| Stated goal |
Wherever the string "Doner" shows up in a line, count that line. Give the total alone.

[Collected data entries]
☆ ☆ ☆ ☆ ☆ ☆ ☆
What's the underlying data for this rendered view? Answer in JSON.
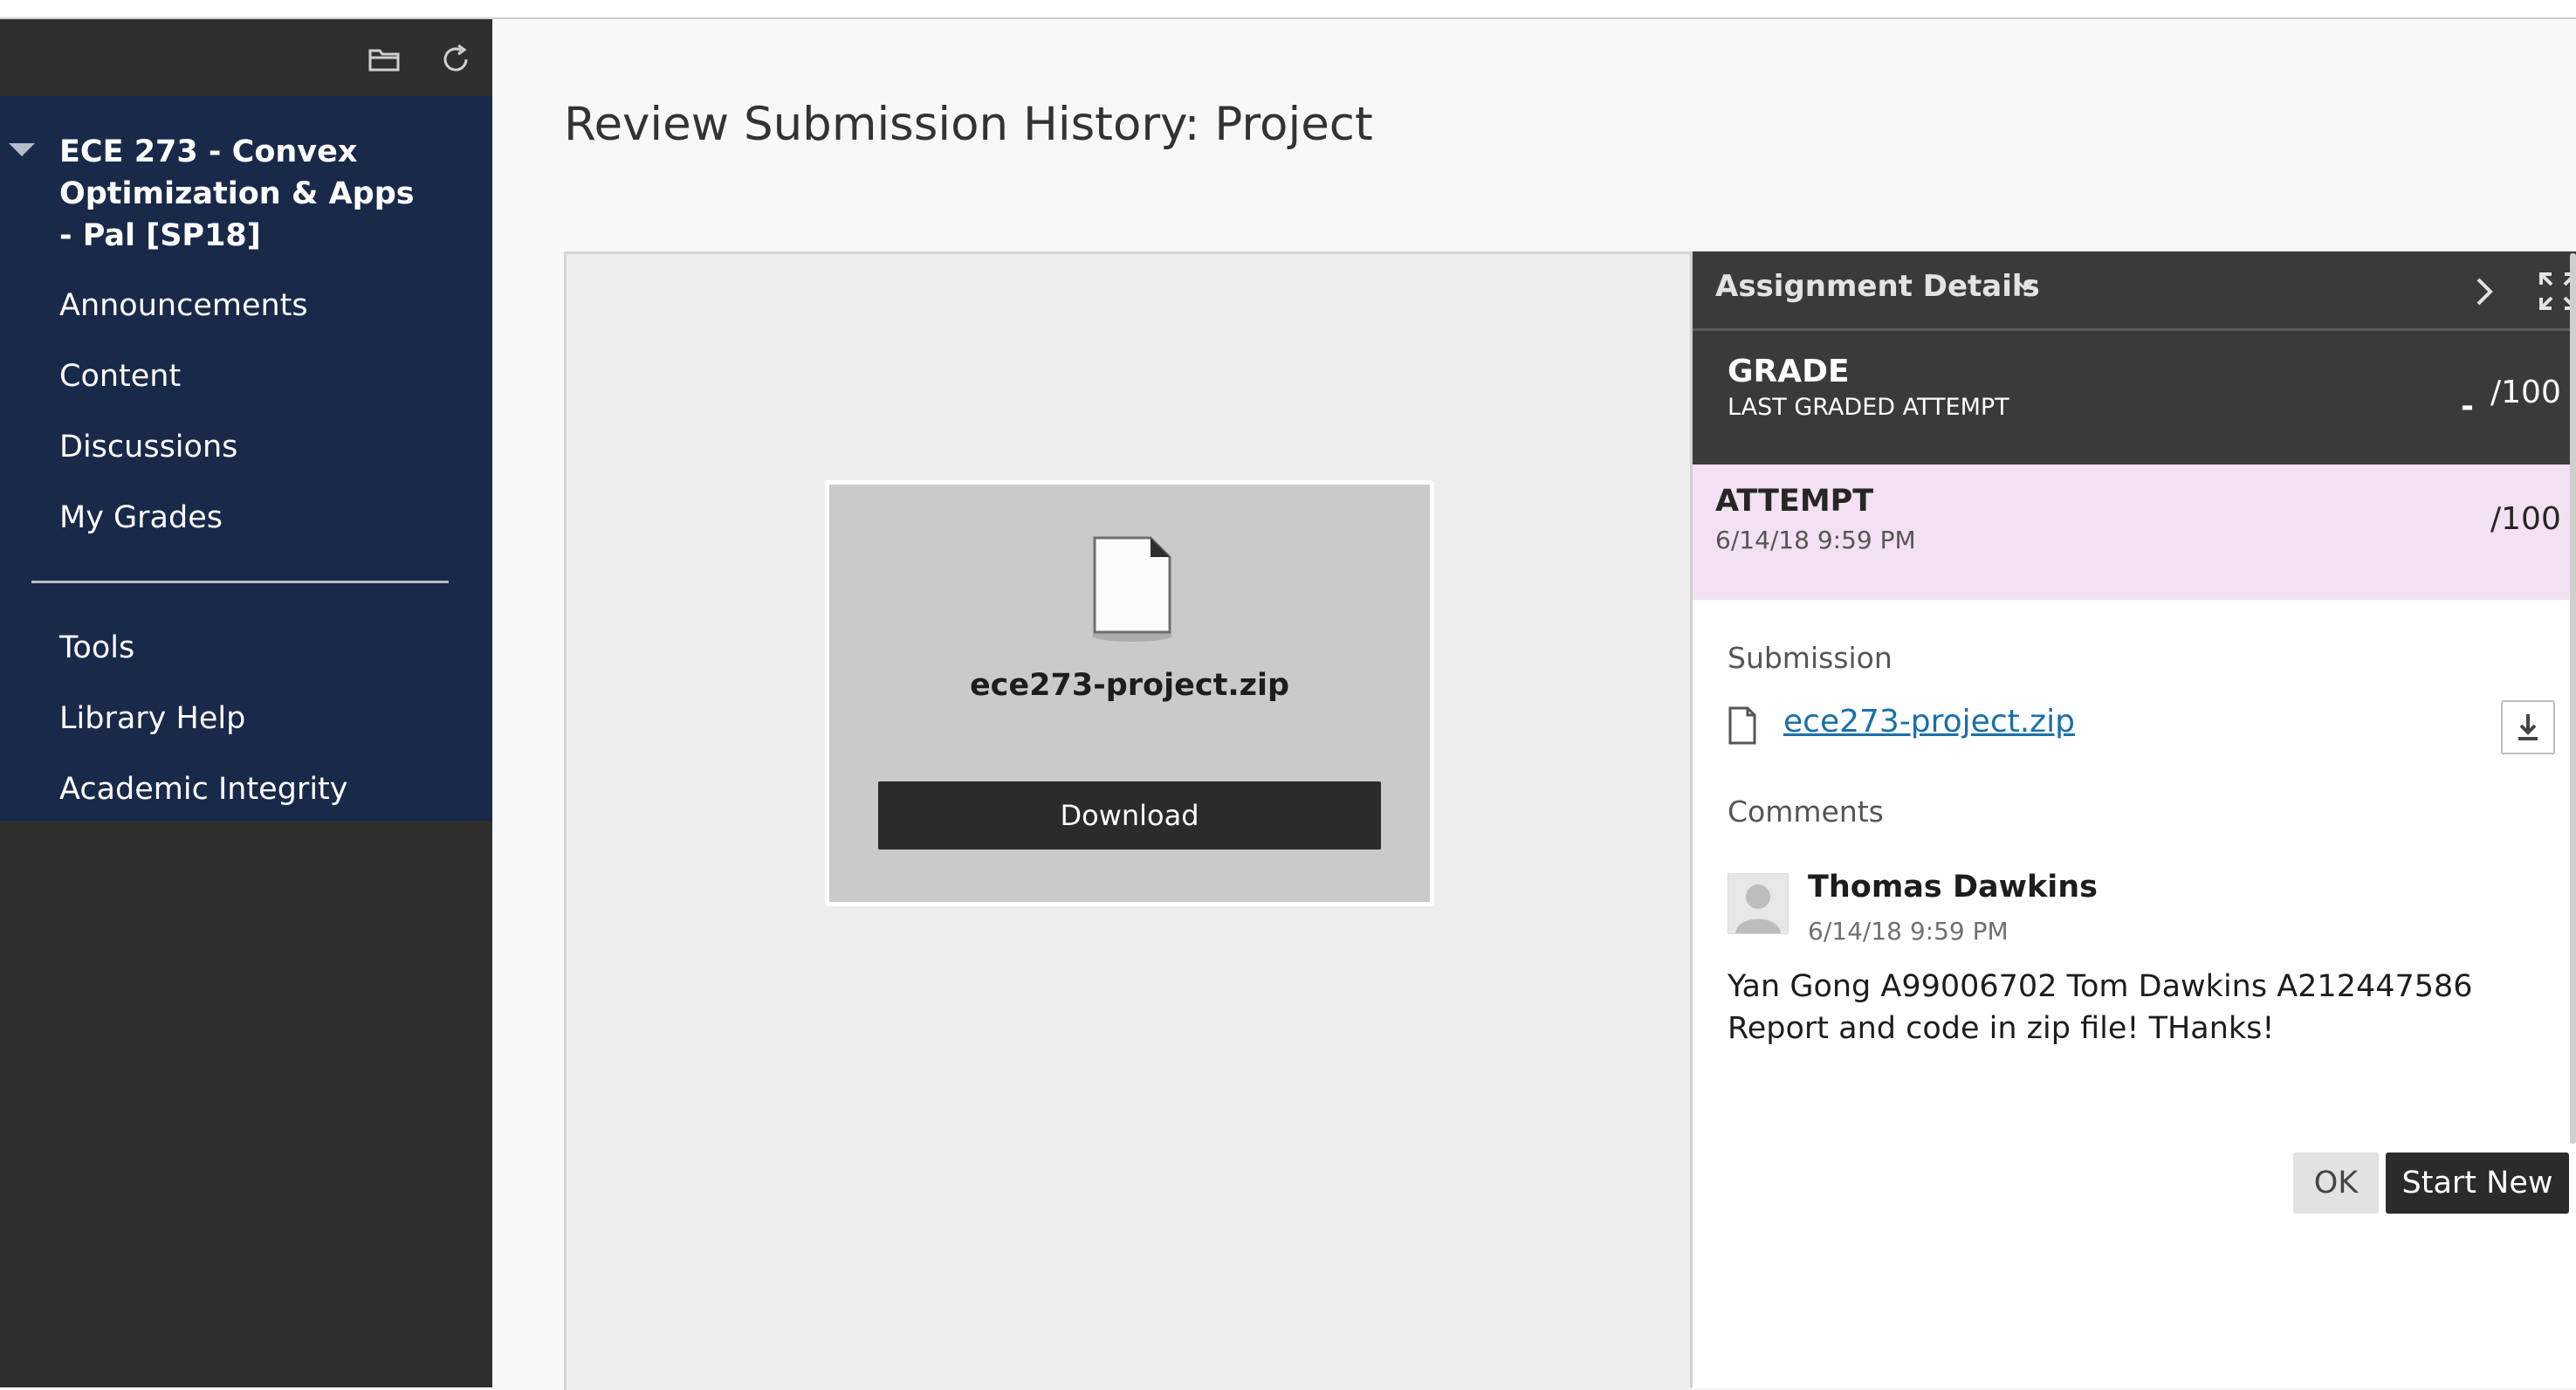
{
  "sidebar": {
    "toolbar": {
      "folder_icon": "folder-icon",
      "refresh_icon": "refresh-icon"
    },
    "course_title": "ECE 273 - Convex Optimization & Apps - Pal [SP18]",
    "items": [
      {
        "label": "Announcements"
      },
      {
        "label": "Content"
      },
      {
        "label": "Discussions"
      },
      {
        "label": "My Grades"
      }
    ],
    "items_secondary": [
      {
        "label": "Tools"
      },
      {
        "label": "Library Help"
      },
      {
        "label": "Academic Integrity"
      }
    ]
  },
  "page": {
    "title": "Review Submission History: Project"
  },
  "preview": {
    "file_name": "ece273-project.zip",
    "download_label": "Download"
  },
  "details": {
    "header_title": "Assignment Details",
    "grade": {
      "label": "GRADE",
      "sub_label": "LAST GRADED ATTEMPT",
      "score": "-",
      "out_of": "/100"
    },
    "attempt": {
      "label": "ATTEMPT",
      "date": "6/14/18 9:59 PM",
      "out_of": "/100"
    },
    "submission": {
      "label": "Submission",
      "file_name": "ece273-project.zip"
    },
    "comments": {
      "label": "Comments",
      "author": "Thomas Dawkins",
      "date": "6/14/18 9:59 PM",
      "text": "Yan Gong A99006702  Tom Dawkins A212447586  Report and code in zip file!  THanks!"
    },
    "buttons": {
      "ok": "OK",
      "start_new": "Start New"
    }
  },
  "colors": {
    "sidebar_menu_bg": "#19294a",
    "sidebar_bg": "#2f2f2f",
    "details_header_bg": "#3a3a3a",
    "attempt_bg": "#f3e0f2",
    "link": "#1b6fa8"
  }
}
☆ ☆ ☆ ☆ ☆ ☆ ☆
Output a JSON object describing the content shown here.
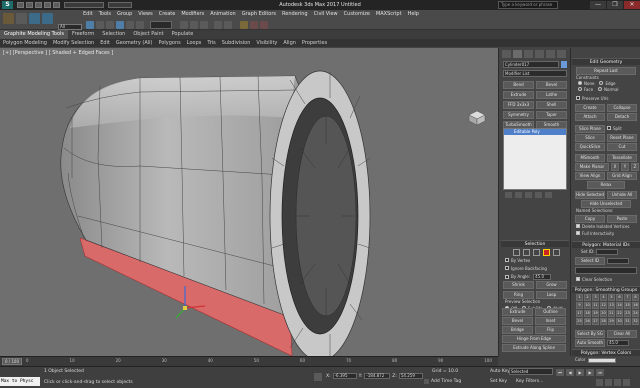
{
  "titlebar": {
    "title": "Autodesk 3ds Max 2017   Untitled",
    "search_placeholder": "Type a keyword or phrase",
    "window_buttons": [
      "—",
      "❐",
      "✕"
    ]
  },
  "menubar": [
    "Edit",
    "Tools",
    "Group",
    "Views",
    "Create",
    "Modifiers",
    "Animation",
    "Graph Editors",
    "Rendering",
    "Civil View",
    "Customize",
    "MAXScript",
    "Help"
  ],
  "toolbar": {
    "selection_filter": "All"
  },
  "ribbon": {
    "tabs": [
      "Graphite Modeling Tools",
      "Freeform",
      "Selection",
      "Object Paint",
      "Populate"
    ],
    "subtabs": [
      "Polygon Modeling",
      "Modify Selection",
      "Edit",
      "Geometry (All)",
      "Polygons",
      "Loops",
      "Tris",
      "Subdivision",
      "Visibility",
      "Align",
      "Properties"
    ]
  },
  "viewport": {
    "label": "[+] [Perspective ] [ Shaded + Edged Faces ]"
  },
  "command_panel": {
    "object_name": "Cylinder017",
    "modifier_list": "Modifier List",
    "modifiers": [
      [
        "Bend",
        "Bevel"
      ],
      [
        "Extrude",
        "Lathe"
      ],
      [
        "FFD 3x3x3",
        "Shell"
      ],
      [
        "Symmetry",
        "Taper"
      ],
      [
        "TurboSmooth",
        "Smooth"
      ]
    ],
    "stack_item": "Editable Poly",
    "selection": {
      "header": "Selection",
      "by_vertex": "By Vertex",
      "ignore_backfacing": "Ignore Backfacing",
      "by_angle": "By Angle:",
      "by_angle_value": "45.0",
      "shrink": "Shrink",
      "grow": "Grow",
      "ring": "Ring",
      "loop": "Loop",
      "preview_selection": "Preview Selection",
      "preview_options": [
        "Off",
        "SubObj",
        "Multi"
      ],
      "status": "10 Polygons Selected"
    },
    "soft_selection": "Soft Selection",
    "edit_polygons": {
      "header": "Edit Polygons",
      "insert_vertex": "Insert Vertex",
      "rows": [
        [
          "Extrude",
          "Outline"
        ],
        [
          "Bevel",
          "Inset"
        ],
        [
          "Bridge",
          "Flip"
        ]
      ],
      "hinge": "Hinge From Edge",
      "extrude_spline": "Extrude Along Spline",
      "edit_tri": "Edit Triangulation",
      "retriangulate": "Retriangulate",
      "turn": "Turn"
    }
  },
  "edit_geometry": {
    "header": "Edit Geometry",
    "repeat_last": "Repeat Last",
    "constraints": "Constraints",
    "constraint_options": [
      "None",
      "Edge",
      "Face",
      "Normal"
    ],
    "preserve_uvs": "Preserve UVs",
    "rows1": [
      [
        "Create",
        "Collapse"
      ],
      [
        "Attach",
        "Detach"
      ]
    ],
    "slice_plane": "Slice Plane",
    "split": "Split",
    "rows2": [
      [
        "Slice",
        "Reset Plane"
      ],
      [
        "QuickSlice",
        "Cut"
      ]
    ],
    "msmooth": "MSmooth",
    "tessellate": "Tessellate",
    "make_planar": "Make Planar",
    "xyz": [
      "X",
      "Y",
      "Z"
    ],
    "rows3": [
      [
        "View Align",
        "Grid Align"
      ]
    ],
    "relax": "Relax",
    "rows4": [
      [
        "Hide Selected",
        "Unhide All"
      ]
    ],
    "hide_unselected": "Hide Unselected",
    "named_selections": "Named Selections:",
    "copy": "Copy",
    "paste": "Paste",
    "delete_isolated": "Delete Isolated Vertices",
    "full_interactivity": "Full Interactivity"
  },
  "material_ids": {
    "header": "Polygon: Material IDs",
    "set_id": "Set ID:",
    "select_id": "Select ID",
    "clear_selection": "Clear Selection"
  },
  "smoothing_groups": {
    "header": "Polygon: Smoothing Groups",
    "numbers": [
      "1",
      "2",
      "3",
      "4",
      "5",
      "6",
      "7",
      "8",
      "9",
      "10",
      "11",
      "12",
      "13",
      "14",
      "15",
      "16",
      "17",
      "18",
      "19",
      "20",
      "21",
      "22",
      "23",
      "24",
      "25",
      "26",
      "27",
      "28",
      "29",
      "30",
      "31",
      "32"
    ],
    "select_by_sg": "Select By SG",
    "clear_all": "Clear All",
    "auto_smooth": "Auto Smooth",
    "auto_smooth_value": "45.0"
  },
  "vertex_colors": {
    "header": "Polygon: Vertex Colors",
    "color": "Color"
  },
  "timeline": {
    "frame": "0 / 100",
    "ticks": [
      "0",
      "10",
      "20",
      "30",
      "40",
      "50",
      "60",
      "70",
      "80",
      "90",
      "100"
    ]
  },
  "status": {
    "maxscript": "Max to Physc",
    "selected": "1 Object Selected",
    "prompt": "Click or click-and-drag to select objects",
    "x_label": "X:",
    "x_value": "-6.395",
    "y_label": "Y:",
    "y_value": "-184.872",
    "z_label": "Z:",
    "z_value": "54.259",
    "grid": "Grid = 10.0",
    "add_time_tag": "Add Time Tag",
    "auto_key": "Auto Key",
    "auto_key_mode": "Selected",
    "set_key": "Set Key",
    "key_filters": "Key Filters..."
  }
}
☆ ☆ ☆ ☆ ☆ ☆ ☆
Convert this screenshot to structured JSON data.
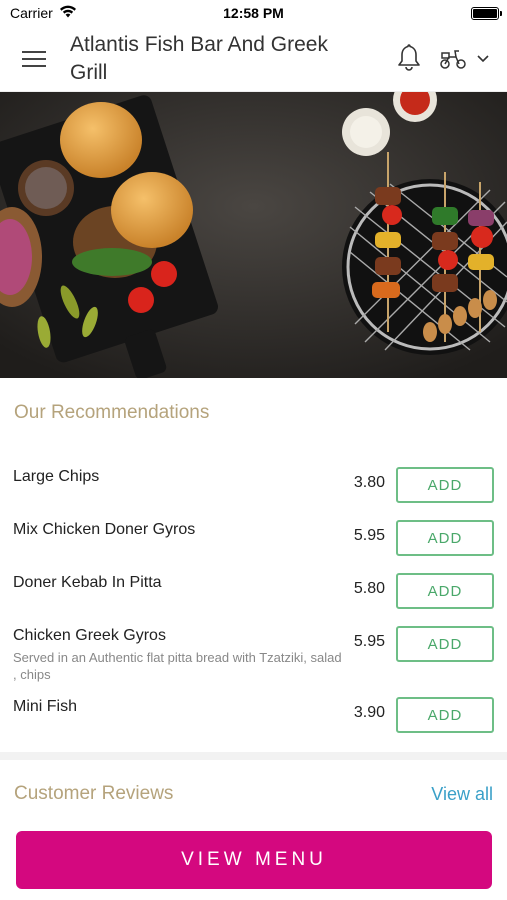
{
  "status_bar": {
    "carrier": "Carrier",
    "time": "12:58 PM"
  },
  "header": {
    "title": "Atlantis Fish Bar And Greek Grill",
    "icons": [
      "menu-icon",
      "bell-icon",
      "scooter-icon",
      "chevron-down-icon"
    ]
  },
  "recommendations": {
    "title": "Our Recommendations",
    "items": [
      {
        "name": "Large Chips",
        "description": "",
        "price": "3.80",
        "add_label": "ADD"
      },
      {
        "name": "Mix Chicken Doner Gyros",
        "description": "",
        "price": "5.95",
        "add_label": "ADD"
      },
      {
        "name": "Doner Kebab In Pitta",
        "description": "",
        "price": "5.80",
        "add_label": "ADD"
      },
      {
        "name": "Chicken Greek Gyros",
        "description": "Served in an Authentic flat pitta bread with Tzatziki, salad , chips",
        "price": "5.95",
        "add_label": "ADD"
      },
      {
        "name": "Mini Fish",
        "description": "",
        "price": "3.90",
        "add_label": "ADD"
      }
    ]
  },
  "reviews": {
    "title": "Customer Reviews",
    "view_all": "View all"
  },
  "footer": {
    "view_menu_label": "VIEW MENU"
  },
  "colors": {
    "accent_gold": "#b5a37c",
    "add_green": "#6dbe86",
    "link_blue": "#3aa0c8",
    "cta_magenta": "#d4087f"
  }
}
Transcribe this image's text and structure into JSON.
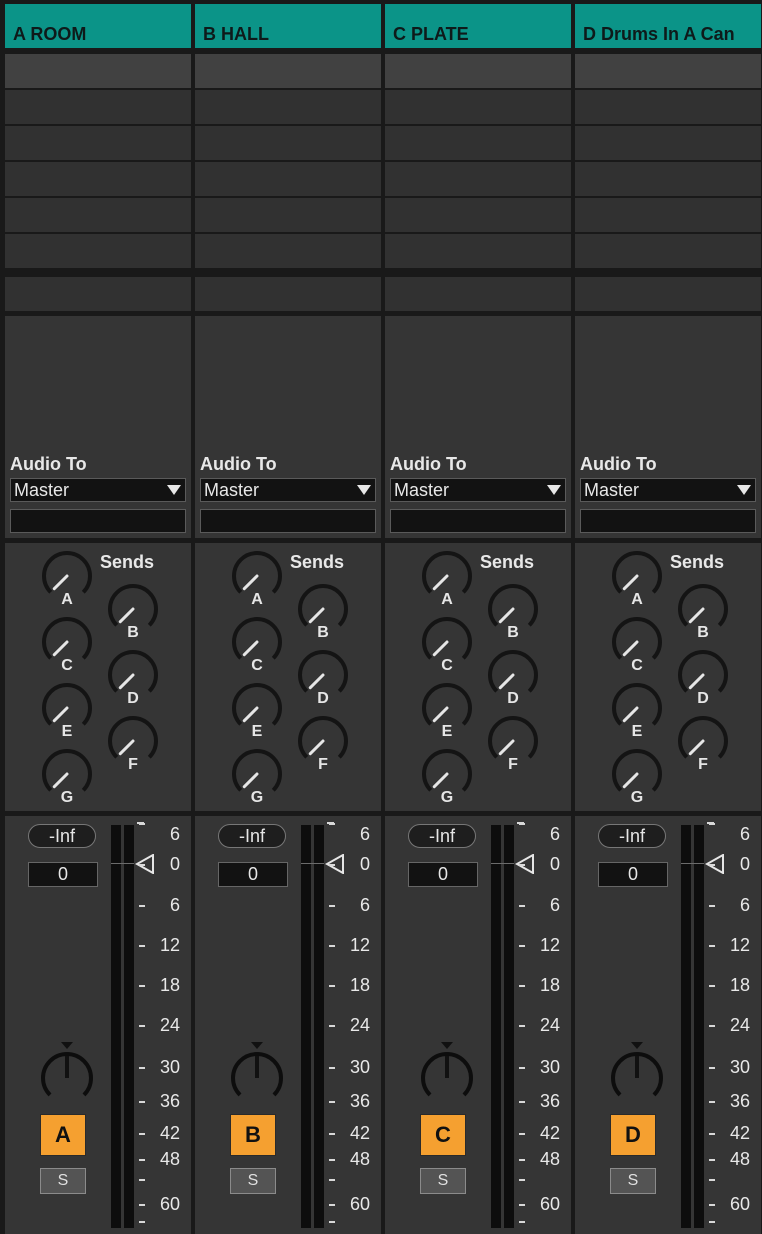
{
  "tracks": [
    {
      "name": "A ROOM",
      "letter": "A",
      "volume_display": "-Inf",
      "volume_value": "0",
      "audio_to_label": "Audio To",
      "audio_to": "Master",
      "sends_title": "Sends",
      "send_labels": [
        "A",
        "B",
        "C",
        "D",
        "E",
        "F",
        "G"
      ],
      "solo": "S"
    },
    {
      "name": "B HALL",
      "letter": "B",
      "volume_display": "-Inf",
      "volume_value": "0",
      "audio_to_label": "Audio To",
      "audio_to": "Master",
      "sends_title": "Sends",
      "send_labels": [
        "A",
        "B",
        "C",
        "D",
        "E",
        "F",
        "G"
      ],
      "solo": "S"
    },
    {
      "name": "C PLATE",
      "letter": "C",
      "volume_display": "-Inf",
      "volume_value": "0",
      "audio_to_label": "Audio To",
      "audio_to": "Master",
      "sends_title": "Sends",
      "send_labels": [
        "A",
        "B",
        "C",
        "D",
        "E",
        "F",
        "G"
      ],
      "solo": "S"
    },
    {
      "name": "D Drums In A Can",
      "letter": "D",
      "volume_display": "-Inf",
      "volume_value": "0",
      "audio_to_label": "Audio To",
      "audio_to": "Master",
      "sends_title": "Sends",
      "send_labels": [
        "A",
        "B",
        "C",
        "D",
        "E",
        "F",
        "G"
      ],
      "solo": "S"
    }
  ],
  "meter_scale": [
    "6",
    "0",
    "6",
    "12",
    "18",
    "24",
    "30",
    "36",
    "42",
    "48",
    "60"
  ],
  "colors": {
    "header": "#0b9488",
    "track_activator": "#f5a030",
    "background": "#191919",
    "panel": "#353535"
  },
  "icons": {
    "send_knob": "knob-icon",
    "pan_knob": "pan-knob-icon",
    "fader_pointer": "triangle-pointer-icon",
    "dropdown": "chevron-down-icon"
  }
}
☆ ☆ ☆ ☆ ☆ ☆ ☆
| Full solution |
2